-- Begin DATA --

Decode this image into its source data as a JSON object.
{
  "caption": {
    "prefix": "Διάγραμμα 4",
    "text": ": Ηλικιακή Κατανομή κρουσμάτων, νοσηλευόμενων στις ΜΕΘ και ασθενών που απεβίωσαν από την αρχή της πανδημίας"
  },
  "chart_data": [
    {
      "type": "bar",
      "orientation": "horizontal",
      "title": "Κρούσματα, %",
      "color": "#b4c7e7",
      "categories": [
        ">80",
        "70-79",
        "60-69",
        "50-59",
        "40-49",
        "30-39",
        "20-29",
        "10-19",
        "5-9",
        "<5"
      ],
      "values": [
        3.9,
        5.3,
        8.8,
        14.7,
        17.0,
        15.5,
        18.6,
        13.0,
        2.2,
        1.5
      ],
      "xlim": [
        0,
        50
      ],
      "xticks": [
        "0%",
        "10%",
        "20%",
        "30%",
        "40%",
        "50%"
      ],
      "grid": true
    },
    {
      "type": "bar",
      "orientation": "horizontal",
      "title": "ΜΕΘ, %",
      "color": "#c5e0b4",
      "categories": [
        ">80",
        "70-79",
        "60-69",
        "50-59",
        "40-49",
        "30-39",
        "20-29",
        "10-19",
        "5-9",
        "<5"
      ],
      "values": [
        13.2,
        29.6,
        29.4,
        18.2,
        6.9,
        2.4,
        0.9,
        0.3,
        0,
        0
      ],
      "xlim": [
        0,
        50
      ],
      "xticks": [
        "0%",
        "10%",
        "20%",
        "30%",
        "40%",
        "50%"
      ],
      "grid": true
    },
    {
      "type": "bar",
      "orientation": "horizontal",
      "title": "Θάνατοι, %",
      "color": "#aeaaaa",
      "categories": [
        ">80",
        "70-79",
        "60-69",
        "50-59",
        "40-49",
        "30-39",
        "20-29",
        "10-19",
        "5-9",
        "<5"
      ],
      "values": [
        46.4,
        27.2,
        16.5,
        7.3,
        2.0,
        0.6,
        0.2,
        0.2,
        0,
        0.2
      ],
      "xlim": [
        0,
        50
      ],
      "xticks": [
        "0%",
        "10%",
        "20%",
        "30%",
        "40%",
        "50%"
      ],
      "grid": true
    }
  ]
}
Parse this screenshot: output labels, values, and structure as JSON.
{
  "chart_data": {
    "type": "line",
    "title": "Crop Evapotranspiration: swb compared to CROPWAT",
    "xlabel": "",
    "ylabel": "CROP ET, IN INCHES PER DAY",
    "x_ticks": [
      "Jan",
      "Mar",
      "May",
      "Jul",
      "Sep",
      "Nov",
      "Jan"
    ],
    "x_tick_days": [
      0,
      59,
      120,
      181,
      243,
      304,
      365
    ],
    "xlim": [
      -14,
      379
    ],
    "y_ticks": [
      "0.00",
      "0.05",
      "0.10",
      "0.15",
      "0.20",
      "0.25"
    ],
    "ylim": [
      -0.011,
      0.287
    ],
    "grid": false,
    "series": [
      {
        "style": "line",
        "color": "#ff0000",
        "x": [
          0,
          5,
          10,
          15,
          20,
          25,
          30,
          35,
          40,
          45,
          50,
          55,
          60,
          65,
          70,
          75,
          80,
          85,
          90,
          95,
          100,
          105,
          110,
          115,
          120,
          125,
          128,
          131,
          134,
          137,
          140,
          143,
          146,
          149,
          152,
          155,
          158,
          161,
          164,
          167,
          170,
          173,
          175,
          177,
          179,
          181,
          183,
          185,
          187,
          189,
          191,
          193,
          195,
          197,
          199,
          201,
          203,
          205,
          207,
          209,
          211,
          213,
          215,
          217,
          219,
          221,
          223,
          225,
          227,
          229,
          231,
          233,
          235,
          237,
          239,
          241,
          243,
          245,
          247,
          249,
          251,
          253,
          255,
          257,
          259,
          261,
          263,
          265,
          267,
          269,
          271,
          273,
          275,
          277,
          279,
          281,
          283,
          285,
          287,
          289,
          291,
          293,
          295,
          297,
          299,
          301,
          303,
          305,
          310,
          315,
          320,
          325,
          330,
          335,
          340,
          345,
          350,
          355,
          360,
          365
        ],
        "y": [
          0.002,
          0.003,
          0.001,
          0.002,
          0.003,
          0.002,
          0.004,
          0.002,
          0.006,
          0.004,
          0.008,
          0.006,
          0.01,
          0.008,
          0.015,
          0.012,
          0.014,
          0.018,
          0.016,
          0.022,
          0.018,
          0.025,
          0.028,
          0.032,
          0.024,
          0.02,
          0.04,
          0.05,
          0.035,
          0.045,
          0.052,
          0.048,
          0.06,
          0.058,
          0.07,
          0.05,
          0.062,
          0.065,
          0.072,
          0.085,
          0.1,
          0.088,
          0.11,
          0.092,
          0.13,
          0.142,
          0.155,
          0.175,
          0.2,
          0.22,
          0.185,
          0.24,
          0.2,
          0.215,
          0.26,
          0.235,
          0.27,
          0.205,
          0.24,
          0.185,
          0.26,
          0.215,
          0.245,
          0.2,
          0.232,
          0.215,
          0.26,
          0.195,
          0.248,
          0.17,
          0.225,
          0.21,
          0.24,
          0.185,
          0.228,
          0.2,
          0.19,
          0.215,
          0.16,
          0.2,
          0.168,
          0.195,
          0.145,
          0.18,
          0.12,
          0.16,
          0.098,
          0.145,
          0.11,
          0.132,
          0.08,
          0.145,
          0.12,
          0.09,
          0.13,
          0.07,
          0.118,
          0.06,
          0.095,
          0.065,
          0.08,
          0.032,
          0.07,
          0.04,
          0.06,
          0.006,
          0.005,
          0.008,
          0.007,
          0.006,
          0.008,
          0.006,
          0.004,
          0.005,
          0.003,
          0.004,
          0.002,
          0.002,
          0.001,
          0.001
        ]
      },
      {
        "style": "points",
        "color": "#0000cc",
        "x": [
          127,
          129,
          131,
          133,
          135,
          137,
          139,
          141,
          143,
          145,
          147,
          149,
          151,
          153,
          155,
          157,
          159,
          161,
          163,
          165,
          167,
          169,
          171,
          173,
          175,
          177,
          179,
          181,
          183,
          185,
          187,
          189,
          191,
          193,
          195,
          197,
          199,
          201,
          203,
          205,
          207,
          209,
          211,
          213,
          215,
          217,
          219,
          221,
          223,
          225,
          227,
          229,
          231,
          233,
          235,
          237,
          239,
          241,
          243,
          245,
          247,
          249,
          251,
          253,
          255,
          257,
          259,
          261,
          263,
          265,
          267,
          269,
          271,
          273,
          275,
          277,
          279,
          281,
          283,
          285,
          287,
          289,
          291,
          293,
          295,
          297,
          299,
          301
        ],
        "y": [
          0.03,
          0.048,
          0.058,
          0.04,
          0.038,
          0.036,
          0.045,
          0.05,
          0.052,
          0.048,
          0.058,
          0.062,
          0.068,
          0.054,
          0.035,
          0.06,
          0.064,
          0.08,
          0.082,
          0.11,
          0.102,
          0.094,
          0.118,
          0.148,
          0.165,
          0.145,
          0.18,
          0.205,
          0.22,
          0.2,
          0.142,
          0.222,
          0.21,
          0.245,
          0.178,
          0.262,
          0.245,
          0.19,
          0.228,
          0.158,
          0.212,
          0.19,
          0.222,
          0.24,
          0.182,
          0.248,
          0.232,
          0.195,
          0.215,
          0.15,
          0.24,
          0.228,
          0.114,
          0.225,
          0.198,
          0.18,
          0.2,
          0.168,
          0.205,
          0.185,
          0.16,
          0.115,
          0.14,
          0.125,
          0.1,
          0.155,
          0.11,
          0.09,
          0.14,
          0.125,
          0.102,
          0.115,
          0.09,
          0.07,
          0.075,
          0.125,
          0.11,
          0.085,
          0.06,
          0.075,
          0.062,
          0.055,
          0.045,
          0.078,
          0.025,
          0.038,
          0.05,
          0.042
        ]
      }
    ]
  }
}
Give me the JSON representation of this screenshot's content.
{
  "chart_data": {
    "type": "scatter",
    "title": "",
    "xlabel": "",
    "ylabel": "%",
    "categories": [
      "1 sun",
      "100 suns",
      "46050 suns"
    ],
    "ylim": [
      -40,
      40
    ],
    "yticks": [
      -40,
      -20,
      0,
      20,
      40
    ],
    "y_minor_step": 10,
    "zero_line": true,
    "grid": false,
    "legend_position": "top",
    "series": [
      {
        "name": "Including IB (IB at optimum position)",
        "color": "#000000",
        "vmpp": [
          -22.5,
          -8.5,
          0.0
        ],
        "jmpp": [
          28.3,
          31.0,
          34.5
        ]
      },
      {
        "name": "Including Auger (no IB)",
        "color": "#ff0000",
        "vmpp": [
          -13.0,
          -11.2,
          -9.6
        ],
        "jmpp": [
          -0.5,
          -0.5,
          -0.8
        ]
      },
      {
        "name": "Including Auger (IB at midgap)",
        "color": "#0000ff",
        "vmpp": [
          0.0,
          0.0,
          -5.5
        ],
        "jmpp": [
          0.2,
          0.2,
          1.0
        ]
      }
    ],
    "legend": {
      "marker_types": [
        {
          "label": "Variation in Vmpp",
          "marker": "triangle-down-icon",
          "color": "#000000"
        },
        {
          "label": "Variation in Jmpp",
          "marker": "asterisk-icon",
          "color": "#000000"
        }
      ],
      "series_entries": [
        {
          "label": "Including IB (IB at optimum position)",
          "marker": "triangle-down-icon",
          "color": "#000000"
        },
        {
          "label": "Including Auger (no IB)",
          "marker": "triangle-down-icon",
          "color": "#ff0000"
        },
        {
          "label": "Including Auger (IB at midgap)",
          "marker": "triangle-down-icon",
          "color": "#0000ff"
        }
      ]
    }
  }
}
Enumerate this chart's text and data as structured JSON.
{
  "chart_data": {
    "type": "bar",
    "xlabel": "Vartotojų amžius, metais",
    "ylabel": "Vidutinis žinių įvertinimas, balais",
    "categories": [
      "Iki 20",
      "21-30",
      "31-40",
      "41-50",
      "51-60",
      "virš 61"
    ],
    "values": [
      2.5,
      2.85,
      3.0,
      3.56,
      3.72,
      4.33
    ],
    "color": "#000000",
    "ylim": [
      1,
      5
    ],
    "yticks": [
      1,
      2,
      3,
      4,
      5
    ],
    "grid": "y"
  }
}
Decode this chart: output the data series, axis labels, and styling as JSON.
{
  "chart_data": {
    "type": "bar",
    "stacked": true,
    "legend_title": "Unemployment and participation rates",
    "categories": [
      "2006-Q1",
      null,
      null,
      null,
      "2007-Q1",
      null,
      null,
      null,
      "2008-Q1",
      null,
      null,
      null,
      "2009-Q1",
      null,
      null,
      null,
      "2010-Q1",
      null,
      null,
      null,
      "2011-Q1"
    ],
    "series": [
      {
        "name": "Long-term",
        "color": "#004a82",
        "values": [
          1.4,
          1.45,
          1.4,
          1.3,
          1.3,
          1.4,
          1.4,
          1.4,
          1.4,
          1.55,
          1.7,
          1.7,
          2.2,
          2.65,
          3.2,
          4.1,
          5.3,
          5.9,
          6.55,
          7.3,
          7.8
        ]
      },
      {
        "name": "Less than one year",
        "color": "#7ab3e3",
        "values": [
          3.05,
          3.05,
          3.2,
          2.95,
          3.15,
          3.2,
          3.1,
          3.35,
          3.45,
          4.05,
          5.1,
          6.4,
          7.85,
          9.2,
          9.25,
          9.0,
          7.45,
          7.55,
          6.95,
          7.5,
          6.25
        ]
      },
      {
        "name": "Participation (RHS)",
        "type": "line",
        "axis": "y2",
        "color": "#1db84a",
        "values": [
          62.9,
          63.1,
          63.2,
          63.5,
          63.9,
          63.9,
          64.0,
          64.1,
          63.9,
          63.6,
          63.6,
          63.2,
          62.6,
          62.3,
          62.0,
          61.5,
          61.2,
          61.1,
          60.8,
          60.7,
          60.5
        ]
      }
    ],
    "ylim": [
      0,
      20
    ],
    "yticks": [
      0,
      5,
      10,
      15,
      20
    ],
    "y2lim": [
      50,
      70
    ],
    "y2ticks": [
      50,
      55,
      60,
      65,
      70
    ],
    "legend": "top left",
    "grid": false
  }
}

-- End DATA --

- _TASK DETAILS_
Count the lines in the entries above that include the string "ylabel", then give only that figure.

- _RIGHT ANSWER_
3